**Work instructions:** Of all the lines in the records, how many hold the word "panel"? Answer with the number only.

**Materials provided:**
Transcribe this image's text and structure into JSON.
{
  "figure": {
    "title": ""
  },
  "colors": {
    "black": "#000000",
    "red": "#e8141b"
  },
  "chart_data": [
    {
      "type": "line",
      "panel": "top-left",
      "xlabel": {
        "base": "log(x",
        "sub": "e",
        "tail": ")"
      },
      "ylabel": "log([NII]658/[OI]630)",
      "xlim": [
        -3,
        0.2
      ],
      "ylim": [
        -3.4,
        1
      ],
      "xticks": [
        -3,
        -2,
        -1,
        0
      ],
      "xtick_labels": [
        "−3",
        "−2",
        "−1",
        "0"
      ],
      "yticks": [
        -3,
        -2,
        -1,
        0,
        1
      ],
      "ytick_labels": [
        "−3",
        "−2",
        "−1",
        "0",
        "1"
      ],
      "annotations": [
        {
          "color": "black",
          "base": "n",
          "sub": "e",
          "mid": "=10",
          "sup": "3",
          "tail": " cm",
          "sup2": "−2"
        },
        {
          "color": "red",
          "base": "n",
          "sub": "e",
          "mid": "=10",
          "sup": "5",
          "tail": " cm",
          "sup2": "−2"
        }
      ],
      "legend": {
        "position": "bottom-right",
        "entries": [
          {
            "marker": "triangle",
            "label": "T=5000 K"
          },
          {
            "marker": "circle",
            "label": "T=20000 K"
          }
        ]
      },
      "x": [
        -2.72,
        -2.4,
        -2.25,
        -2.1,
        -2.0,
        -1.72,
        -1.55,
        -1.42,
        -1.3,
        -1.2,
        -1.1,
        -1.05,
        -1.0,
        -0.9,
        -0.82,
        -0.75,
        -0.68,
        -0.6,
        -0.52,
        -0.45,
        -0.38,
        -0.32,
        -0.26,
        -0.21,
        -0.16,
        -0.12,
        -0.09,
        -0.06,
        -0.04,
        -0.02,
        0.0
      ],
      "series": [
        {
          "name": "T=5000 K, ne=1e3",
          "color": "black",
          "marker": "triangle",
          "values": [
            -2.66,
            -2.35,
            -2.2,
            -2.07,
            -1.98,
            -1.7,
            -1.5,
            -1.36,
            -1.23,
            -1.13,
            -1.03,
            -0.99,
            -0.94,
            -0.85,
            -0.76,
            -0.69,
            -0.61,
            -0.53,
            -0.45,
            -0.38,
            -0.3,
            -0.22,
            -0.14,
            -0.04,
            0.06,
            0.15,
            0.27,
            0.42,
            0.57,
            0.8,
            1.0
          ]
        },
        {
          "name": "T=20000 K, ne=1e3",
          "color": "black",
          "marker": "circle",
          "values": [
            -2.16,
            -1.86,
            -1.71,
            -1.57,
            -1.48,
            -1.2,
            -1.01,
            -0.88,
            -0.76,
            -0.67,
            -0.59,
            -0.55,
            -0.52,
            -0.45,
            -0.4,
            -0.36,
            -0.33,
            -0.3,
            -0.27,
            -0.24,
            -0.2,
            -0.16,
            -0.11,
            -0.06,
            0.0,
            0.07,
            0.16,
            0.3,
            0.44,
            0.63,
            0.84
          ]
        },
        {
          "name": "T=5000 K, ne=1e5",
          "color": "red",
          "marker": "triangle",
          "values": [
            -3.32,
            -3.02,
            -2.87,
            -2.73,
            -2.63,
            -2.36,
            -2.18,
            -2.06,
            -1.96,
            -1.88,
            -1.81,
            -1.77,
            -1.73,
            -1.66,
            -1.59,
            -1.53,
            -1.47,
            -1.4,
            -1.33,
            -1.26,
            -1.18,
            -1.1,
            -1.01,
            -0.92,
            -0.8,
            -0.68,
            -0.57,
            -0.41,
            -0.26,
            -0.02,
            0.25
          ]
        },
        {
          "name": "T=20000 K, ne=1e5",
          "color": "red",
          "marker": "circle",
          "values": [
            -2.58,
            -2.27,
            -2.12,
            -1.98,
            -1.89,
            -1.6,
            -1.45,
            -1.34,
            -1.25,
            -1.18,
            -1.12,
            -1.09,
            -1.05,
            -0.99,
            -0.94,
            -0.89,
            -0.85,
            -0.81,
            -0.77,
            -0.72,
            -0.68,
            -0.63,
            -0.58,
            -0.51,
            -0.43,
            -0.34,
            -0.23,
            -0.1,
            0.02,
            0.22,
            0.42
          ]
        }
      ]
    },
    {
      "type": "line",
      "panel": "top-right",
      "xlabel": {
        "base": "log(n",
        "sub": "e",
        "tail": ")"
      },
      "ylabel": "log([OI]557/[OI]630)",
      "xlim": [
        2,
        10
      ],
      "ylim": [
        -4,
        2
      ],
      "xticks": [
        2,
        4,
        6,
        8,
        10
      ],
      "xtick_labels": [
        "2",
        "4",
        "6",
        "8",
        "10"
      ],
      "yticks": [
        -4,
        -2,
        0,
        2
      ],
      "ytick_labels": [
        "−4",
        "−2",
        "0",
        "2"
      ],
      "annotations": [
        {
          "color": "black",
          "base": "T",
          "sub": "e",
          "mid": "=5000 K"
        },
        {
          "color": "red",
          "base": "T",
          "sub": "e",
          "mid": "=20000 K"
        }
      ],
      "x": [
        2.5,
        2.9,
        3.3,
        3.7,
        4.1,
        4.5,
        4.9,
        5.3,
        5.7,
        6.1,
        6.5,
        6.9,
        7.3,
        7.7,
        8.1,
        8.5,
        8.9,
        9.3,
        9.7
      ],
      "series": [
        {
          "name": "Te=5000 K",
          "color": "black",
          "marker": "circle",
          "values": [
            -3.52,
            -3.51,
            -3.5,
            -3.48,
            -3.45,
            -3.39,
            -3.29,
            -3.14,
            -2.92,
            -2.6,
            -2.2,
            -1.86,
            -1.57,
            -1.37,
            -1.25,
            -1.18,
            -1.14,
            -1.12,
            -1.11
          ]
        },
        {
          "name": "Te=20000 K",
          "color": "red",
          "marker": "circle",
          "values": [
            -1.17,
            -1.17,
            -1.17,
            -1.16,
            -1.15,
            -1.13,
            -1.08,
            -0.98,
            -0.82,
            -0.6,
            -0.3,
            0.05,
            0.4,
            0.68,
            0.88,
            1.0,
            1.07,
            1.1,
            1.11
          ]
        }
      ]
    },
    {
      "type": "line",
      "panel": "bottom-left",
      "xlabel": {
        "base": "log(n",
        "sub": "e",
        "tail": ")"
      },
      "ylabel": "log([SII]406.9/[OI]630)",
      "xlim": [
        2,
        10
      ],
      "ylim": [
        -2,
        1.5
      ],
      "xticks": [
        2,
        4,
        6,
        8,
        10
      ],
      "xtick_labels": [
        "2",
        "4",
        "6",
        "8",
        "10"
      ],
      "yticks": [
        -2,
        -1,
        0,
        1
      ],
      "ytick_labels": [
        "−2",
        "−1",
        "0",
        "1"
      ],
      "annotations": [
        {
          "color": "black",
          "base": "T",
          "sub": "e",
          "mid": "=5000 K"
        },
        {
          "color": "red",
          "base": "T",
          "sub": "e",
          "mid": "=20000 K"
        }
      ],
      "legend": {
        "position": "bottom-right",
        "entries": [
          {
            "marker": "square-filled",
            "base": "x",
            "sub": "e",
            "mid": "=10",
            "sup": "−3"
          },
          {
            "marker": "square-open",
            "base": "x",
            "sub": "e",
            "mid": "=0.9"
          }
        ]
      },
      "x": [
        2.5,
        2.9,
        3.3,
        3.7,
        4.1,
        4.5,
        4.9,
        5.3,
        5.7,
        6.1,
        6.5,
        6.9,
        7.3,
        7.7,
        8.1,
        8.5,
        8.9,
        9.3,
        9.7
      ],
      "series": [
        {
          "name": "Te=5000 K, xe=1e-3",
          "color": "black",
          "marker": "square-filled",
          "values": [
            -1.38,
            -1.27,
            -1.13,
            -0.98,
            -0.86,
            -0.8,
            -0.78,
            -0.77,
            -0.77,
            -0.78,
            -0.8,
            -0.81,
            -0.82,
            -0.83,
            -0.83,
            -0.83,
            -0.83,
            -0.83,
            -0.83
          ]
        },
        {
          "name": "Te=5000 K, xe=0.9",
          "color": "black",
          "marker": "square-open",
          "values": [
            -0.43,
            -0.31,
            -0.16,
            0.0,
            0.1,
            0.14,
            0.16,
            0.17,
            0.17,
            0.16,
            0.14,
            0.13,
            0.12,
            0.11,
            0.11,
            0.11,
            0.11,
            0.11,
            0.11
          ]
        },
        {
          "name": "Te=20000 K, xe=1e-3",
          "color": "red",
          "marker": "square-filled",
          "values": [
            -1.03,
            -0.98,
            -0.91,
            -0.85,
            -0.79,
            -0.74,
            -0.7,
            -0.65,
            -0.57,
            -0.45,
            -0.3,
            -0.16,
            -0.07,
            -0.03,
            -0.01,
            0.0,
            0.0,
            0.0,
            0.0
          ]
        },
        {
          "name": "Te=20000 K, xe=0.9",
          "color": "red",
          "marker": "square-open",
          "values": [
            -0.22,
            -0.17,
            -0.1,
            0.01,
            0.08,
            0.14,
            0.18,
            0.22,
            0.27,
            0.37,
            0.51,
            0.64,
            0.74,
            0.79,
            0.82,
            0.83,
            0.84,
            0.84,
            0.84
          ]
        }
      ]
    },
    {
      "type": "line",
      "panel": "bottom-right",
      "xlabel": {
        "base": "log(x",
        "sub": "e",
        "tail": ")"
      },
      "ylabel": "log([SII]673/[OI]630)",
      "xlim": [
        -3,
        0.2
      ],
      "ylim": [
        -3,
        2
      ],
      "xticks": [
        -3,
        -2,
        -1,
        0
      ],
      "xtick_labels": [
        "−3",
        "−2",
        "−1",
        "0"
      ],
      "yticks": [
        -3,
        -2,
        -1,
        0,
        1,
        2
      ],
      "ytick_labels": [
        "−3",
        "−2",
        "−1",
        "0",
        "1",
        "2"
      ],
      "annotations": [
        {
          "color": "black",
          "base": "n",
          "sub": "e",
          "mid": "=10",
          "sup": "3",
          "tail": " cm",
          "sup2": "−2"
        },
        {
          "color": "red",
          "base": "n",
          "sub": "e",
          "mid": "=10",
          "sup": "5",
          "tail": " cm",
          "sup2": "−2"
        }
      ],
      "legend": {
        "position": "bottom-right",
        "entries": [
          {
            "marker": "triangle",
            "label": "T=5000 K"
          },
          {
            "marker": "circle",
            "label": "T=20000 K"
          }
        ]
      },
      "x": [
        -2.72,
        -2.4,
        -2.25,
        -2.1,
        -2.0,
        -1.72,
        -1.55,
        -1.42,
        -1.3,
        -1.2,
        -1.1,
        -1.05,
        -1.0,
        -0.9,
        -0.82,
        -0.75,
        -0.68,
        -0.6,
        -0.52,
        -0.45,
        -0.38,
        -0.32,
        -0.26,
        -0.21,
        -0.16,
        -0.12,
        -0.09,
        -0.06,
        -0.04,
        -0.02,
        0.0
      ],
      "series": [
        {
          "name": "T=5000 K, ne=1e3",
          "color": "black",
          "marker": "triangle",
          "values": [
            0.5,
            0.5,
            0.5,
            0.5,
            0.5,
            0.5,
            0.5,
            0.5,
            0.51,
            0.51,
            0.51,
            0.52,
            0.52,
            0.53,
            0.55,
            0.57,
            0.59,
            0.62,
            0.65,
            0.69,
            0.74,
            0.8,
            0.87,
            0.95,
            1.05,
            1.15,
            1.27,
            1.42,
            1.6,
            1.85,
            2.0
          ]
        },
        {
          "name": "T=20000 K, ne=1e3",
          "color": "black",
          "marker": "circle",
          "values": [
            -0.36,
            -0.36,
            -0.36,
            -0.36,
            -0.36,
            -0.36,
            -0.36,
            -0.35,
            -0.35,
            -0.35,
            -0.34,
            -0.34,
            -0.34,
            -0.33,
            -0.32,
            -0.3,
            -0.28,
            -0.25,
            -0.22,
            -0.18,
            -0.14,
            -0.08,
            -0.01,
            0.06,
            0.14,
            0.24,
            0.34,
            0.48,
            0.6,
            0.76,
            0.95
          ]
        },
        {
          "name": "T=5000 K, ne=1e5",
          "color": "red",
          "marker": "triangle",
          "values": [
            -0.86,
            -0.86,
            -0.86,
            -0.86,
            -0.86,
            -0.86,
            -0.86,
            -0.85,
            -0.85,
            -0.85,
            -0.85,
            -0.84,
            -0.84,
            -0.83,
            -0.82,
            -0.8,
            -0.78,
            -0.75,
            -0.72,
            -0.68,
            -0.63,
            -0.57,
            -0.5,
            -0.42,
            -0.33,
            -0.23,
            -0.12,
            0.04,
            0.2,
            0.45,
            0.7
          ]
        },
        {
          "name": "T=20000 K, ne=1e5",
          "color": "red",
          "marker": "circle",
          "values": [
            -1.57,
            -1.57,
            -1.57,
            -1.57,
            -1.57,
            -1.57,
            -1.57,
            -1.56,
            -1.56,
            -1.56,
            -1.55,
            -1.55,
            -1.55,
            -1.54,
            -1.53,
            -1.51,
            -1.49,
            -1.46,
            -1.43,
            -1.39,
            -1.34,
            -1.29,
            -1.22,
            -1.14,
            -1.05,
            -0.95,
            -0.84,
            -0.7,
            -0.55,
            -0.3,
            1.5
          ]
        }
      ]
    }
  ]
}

**Expected answer:** 4